— start of Record excerpts —

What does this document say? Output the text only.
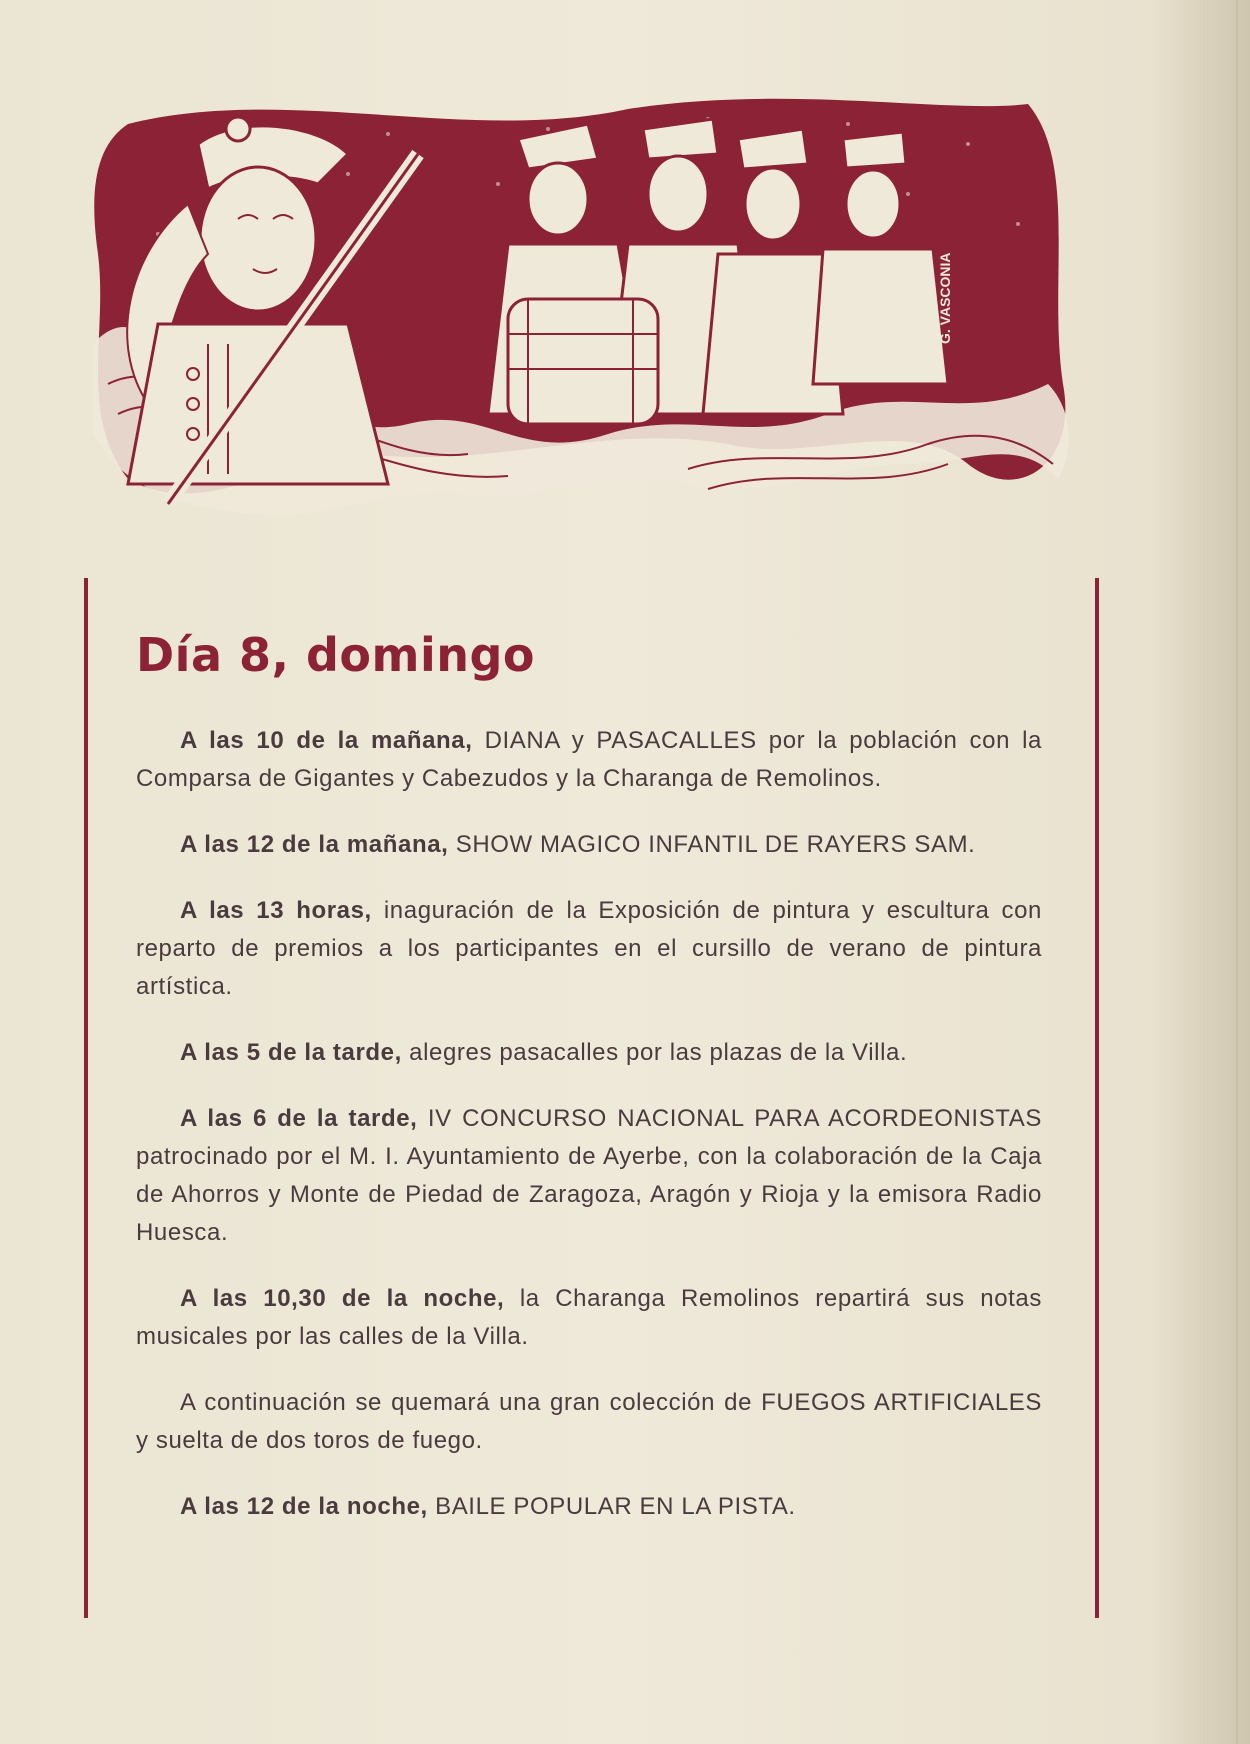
G. VASCONIA
Día 8, domingo

A las 10 de la mañana, DIANA y PASACALLES por la población con la Comparsa de Gigantes y Cabezudos y la Charanga de Remolinos.

A las 12 de la mañana, SHOW MAGICO INFANTIL DE RAYERS SAM.

A las 13 horas, inaguración de la Exposición de pintura y escultura con reparto de premios a los participantes en el cursillo de verano de pintura artística.

A las 5 de la tarde, alegres pasacalles por las plazas de la Villa.

A las 6 de la tarde, IV CONCURSO NACIONAL PARA ACORDEONISTAS patrocinado por el M. I. Ayuntamiento de Ayerbe, con la colaboración de la Caja de Ahorros y Monte de Piedad de Zaragoza, Aragón y Rioja y la emisora Radio Huesca.

A las 10,30 de la noche, la Charanga Remolinos repartirá sus notas musicales por las calles de la Villa.

A continuación se quemará una gran colección de FUEGOS ARTIFICIALES y suelta de dos toros de fuego.

A las 12 de la noche, BAILE POPULAR EN LA PISTA.
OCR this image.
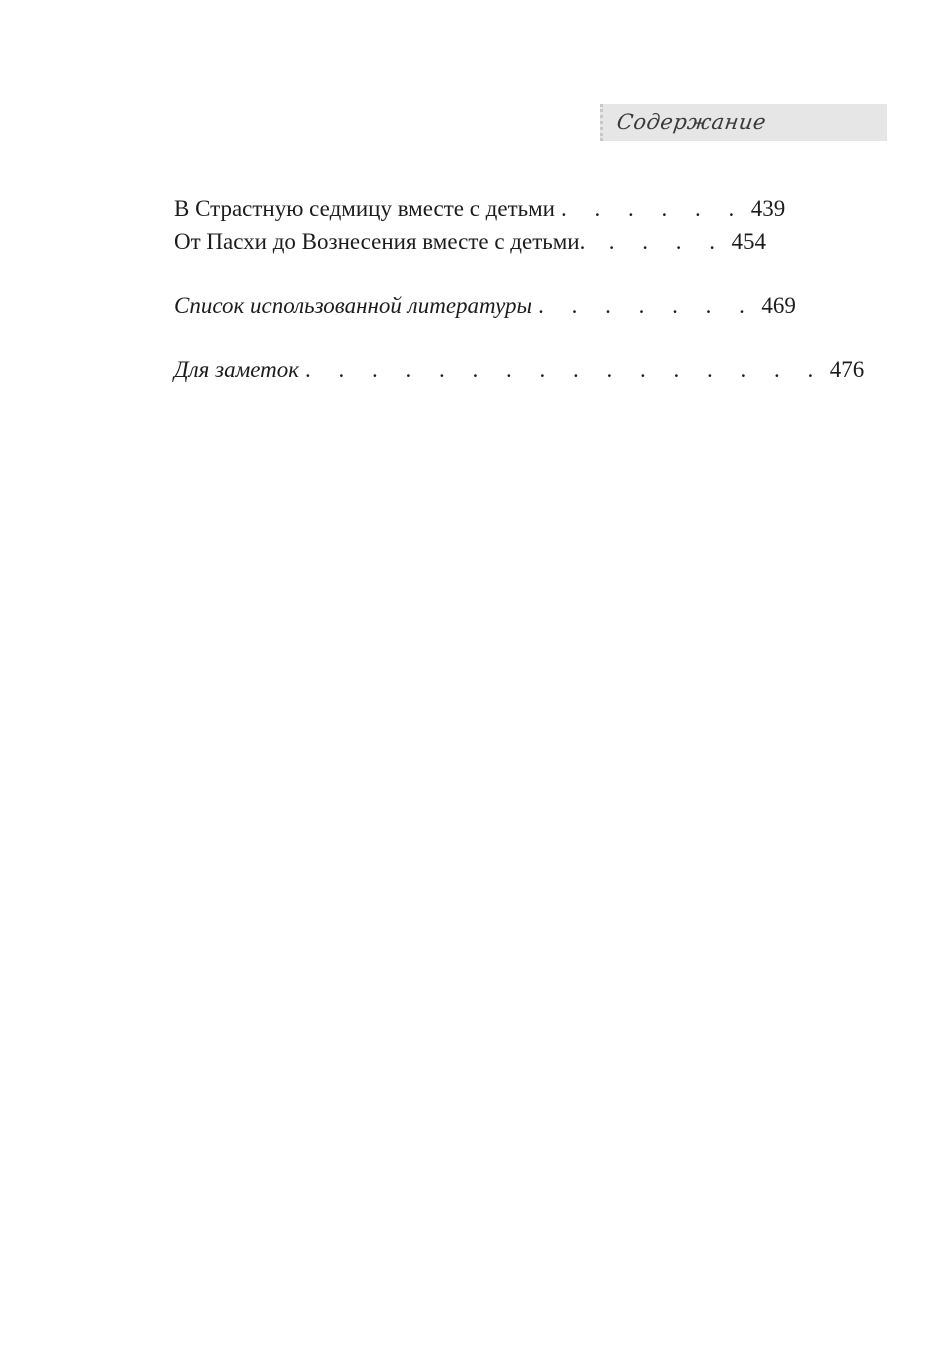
Содержание
В Страстную седмицу вместе с детьми . . . . . . 439
От Пасхи до Вознесения вместе с детьми.	. . . . 454
Список использованной литературы . . . . . . . 469
Для заметок . . . . . . . . . . . . . . . . 476
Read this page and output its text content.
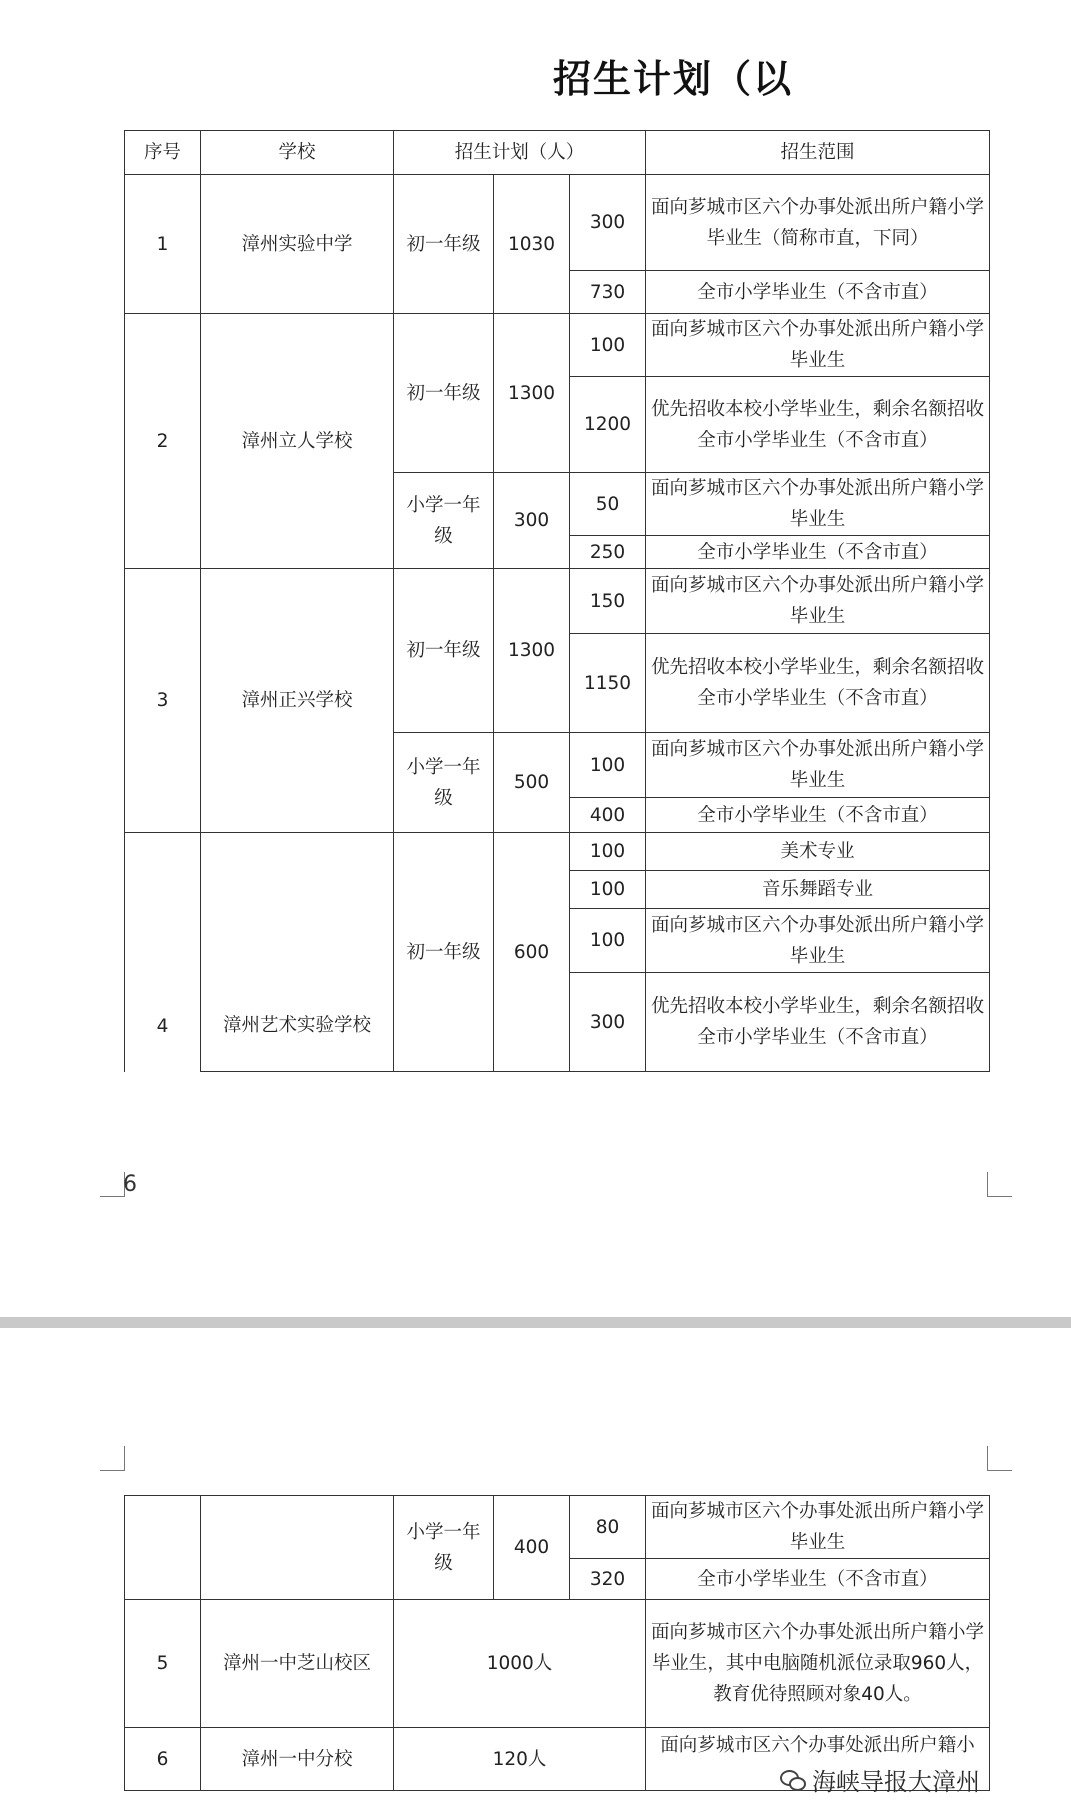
招生计划（以
序号	学校	招生计划（人）			招生范围
1	漳州实验中学	初一年级	1030	300	面向芗城市区六个办事处派出所户籍小学毕业生（简称市直，下同）
				730	全市小学毕业生（不含市直）
2	漳州立人学校	初一年级	1300	100	面向芗城市区六个办事处派出所户籍小学毕业生
				1200	优先招收本校小学毕业生，剩余名额招收全市小学毕业生（不含市直）
		小学一年级	300	50	面向芗城市区六个办事处派出所户籍小学毕业生
				250	全市小学毕业生（不含市直）
3	漳州正兴学校	初一年级	1300	150	面向芗城市区六个办事处派出所户籍小学毕业生
				1150	优先招收本校小学毕业生，剩余名额招收全市小学毕业生（不含市直）
		小学一年级	500	100	面向芗城市区六个办事处派出所户籍小学毕业生
				400	全市小学毕业生（不含市直）
4	漳州艺术实验学校	初一年级	600	100	美术专业
				100	音乐舞蹈专业
				100	面向芗城市区六个办事处派出所户籍小学毕业生
				300	优先招收本校小学毕业生，剩余名额招收全市小学毕业生（不含市直）
6
		小学一年级	400	80	面向芗城市区六个办事处派出所户籍小学毕业生
				320	全市小学毕业生（不含市直）
5	漳州一中芝山校区	1000人			面向芗城市区六个办事处派出所户籍小学毕业生，其中电脑随机派位录取960人，教育优待照顾对象40人。
6	漳州一中分校	120人			面向芗城市区六个办事处派出所户籍小
海峡导报大漳州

— end of Record excerpts —

■ Problem to solve ■
A faithful copy of the records above is needed, with the pictures left out.

■ The output ■
What does this document say? Output the text only.
G. VASCONIA
Día 8, domingo

A las 10 de la mañana, DIANA y PASACALLES por la población con la Comparsa de Gigantes y Cabezudos y la Charanga de Remolinos.

A las 12 de la mañana, SHOW MAGICO INFANTIL DE RAYERS SAM.

A las 13 horas, inaguración de la Exposición de pintura y escultura con reparto de premios a los participantes en el cursillo de verano de pintura artística.

A las 5 de la tarde, alegres pasacalles por las plazas de la Villa.

A las 6 de la tarde, IV CONCURSO NACIONAL PARA ACORDEONISTAS patrocinado por el M. I. Ayuntamiento de Ayerbe, con la colaboración de la Caja de Ahorros y Monte de Piedad de Zaragoza, Aragón y Rioja y la emisora Radio Huesca.

A las 10,30 de la noche, la Charanga Remolinos repartirá sus notas musicales por las calles de la Villa.

A continuación se quemará una gran colección de FUEGOS ARTIFICIALES y suelta de dos toros de fuego.

A las 12 de la noche, BAILE POPULAR EN LA PISTA.
OCR this image.
Содержание
В Страстную седмицу вместе с детьми . . . . . . 439
От Пасхи до Вознесения вместе с детьми.	. . . . 454
Список использованной литературы . . . . . . . 469
Для заметок . . . . . . . . . . . . . . . . 476
Read this page and output its text content.
招生计划（以
序号	学校	招生计划（人）			招生范围
1	漳州实验中学	初一年级	1030	300	面向芗城市区六个办事处派出所户籍小学毕业生（简称市直，下同）
				730	全市小学毕业生（不含市直）
2	漳州立人学校	初一年级	1300	100	面向芗城市区六个办事处派出所户籍小学毕业生
				1200	优先招收本校小学毕业生，剩余名额招收全市小学毕业生（不含市直）
		小学一年级	300	50	面向芗城市区六个办事处派出所户籍小学毕业生
				250	全市小学毕业生（不含市直）
3	漳州正兴学校	初一年级	1300	150	面向芗城市区六个办事处派出所户籍小学毕业生
				1150	优先招收本校小学毕业生，剩余名额招收全市小学毕业生（不含市直）
		小学一年级	500	100	面向芗城市区六个办事处派出所户籍小学毕业生
				400	全市小学毕业生（不含市直）
4	漳州艺术实验学校	初一年级	600	100	美术专业
				100	音乐舞蹈专业
				100	面向芗城市区六个办事处派出所户籍小学毕业生
				300	优先招收本校小学毕业生，剩余名额招收全市小学毕业生（不含市直）
6
		小学一年级	400	80	面向芗城市区六个办事处派出所户籍小学毕业生
				320	全市小学毕业生（不含市直）
5	漳州一中芝山校区	1000人			面向芗城市区六个办事处派出所户籍小学毕业生，其中电脑随机派位录取960人，教育优待照顾对象40人。
6	漳州一中分校	120人			面向芗城市区六个办事处派出所户籍小
海峡导报大漳州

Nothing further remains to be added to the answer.